Exercise brief - Write out all of the lines below, exactly and completely.
── Entries supplied
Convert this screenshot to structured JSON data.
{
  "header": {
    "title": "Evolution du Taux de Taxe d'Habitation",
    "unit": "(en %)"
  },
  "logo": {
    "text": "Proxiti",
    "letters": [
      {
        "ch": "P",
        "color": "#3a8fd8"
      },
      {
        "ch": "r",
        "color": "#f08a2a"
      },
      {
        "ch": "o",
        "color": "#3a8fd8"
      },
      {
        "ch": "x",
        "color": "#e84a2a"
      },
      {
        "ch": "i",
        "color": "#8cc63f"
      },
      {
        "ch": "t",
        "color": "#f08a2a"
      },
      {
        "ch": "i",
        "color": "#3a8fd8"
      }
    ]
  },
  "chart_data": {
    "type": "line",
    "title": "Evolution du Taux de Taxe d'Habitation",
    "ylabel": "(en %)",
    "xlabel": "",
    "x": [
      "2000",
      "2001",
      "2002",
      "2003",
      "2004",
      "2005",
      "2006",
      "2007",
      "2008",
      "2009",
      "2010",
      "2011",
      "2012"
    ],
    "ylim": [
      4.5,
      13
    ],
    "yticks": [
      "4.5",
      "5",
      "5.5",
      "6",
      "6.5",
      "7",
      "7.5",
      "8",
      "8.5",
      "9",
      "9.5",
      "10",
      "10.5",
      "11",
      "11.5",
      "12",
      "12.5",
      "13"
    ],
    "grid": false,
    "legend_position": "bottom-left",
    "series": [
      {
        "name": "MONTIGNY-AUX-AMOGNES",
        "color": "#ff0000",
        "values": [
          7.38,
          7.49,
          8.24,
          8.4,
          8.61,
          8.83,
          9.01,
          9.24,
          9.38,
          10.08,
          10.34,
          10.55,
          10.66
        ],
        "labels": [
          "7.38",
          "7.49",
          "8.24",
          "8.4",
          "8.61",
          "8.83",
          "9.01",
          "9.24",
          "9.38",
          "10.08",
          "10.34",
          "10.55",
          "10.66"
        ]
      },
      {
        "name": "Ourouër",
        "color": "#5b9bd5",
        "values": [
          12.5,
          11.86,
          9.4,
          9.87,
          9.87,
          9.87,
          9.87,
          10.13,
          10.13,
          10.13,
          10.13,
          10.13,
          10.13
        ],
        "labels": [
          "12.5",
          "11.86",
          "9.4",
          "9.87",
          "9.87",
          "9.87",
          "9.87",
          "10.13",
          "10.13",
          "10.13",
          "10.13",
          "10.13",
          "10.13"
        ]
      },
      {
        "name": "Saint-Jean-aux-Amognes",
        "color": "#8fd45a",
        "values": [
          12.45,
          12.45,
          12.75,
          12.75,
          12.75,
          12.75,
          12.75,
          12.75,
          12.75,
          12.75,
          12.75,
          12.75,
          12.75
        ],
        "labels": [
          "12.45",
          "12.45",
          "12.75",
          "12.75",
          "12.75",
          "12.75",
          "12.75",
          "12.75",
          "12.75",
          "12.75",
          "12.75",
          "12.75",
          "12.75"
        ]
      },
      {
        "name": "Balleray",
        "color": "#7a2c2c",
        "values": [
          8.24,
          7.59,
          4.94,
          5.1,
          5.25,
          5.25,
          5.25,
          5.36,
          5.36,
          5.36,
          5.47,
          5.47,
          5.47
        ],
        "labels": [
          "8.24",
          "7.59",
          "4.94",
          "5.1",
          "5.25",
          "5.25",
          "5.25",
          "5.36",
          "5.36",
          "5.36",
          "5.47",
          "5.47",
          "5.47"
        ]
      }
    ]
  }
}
────
Task response -
Convert this screenshot to structured JSON data.
{
  "header": {
    "title": "Evolution du Taux de Taxe d'Habitation",
    "unit": "(en %)"
  },
  "logo": {
    "text": "Proxiti",
    "letters": [
      {
        "ch": "P",
        "color": "#3a8fd8"
      },
      {
        "ch": "r",
        "color": "#f08a2a"
      },
      {
        "ch": "o",
        "color": "#3a8fd8"
      },
      {
        "ch": "x",
        "color": "#e84a2a"
      },
      {
        "ch": "i",
        "color": "#8cc63f"
      },
      {
        "ch": "t",
        "color": "#f08a2a"
      },
      {
        "ch": "i",
        "color": "#3a8fd8"
      }
    ]
  },
  "chart_data": {
    "type": "line",
    "title": "Evolution du Taux de Taxe d'Habitation",
    "ylabel": "(en %)",
    "xlabel": "",
    "x": [
      "2000",
      "2001",
      "2002",
      "2003",
      "2004",
      "2005",
      "2006",
      "2007",
      "2008",
      "2009",
      "2010",
      "2011",
      "2012"
    ],
    "ylim": [
      4.5,
      13
    ],
    "yticks": [
      "4.5",
      "5",
      "5.5",
      "6",
      "6.5",
      "7",
      "7.5",
      "8",
      "8.5",
      "9",
      "9.5",
      "10",
      "10.5",
      "11",
      "11.5",
      "12",
      "12.5",
      "13"
    ],
    "grid": false,
    "legend_position": "bottom-left",
    "series": [
      {
        "name": "MONTIGNY-AUX-AMOGNES",
        "color": "#ff0000",
        "values": [
          7.38,
          7.49,
          8.24,
          8.4,
          8.61,
          8.83,
          9.01,
          9.24,
          9.38,
          10.08,
          10.34,
          10.55,
          10.66
        ],
        "labels": [
          "7.38",
          "7.49",
          "8.24",
          "8.4",
          "8.61",
          "8.83",
          "9.01",
          "9.24",
          "9.38",
          "10.08",
          "10.34",
          "10.55",
          "10.66"
        ]
      },
      {
        "name": "Ourouër",
        "color": "#5b9bd5",
        "values": [
          12.5,
          11.86,
          9.4,
          9.87,
          9.87,
          9.87,
          9.87,
          10.13,
          10.13,
          10.13,
          10.13,
          10.13,
          10.13
        ],
        "labels": [
          "12.5",
          "11.86",
          "9.4",
          "9.87",
          "9.87",
          "9.87",
          "9.87",
          "10.13",
          "10.13",
          "10.13",
          "10.13",
          "10.13",
          "10.13"
        ]
      },
      {
        "name": "Saint-Jean-aux-Amognes",
        "color": "#8fd45a",
        "values": [
          12.45,
          12.45,
          12.75,
          12.75,
          12.75,
          12.75,
          12.75,
          12.75,
          12.75,
          12.75,
          12.75,
          12.75,
          12.75
        ],
        "labels": [
          "12.45",
          "12.45",
          "12.75",
          "12.75",
          "12.75",
          "12.75",
          "12.75",
          "12.75",
          "12.75",
          "12.75",
          "12.75",
          "12.75",
          "12.75"
        ]
      },
      {
        "name": "Balleray",
        "color": "#7a2c2c",
        "values": [
          8.24,
          7.59,
          4.94,
          5.1,
          5.25,
          5.25,
          5.25,
          5.36,
          5.36,
          5.36,
          5.47,
          5.47,
          5.47
        ],
        "labels": [
          "8.24",
          "7.59",
          "4.94",
          "5.1",
          "5.25",
          "5.25",
          "5.25",
          "5.36",
          "5.36",
          "5.36",
          "5.47",
          "5.47",
          "5.47"
        ]
      }
    ]
  }
}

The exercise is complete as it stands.